- **Data lines**:
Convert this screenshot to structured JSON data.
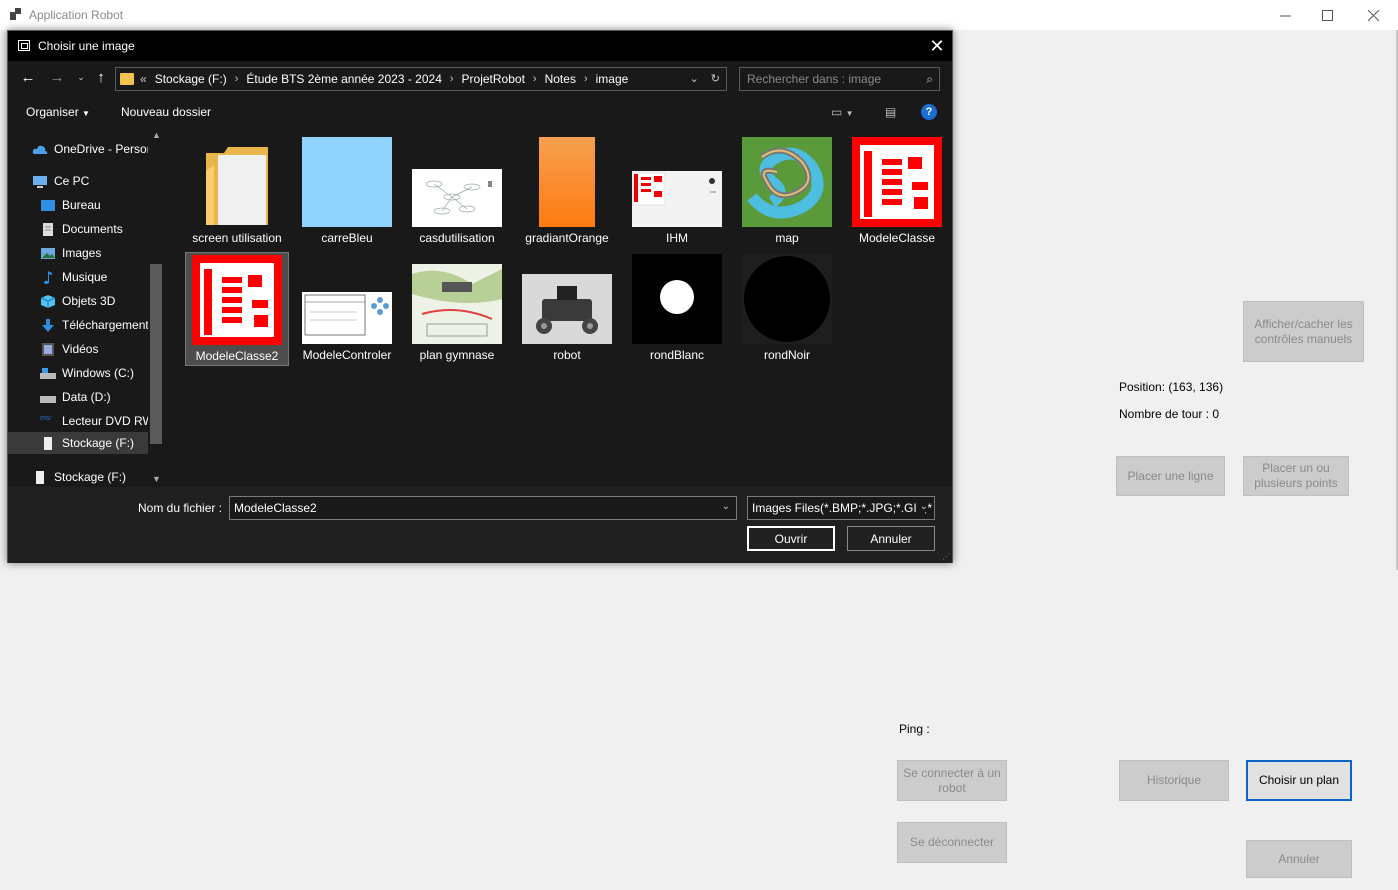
{
  "app": {
    "title": "Application Robot",
    "buttons": {
      "toggle_manual": "Afficher/cacher les contrôles manuels",
      "place_line": "Placer une ligne",
      "place_points": "Placer un ou plusieurs points",
      "connect": "Se connecter à un robot",
      "disconnect": "Se déconnecter",
      "history": "Historique",
      "choose_plan": "Choisir un plan",
      "cancel": "Annuler"
    },
    "labels": {
      "position": "Position: (163, 136)",
      "tour_count": "Nombre de tour : 0",
      "ping": "Ping :"
    }
  },
  "dialog": {
    "title": "Choisir une image",
    "breadcrumb": [
      "«",
      "Stockage (F:)",
      "Étude BTS 2ème année 2023 - 2024",
      "ProjetRobot",
      "Notes",
      "image"
    ],
    "search_placeholder": "Rechercher dans : image",
    "commands": {
      "organize": "Organiser",
      "new_folder": "Nouveau dossier"
    },
    "nav_items": [
      {
        "label": "OneDrive - Person",
        "icon": "cloud-icon"
      },
      {
        "label": "Ce PC",
        "icon": "computer-icon"
      },
      {
        "label": "Bureau",
        "icon": "desktop-icon"
      },
      {
        "label": "Documents",
        "icon": "documents-icon"
      },
      {
        "label": "Images",
        "icon": "pictures-icon"
      },
      {
        "label": "Musique",
        "icon": "music-icon"
      },
      {
        "label": "Objets 3D",
        "icon": "cube-icon"
      },
      {
        "label": "Téléchargements",
        "icon": "download-icon"
      },
      {
        "label": "Vidéos",
        "icon": "video-icon"
      },
      {
        "label": "Windows (C:)",
        "icon": "drive-icon"
      },
      {
        "label": "Data (D:)",
        "icon": "drive-icon"
      },
      {
        "label": "Lecteur DVD RW",
        "icon": "dvd-icon"
      },
      {
        "label": "Stockage (F:)",
        "icon": "usb-drive-icon"
      },
      {
        "label": "Stockage (F:)",
        "icon": "usb-drive-icon"
      }
    ],
    "files": [
      {
        "name": "screen utilisation"
      },
      {
        "name": "carreBleu"
      },
      {
        "name": "casdutilisation"
      },
      {
        "name": "gradiantOrange"
      },
      {
        "name": "IHM"
      },
      {
        "name": "map"
      },
      {
        "name": "ModeleClasse"
      },
      {
        "name": "ModeleClasse2"
      },
      {
        "name": "ModeleControler"
      },
      {
        "name": "plan gymnase"
      },
      {
        "name": "robot"
      },
      {
        "name": "rondBlanc"
      },
      {
        "name": "rondNoir"
      }
    ],
    "filename_label": "Nom du fichier :",
    "filename_value": "ModeleClasse2",
    "filter_value": "Images Files(*.BMP;*.JPG;*.GIF;*",
    "open_button": "Ouvrir",
    "cancel_button": "Annuler"
  },
  "colors": {
    "accent_blue": "#0a64c8",
    "red": "#ff0000",
    "light_blue": "#8fd3fe",
    "orange": "#ff8a1e"
  }
}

- **Set problem**: State how many lines of the listing include the word "title". Reply with the number alone.

- **Result of this exercise**: 2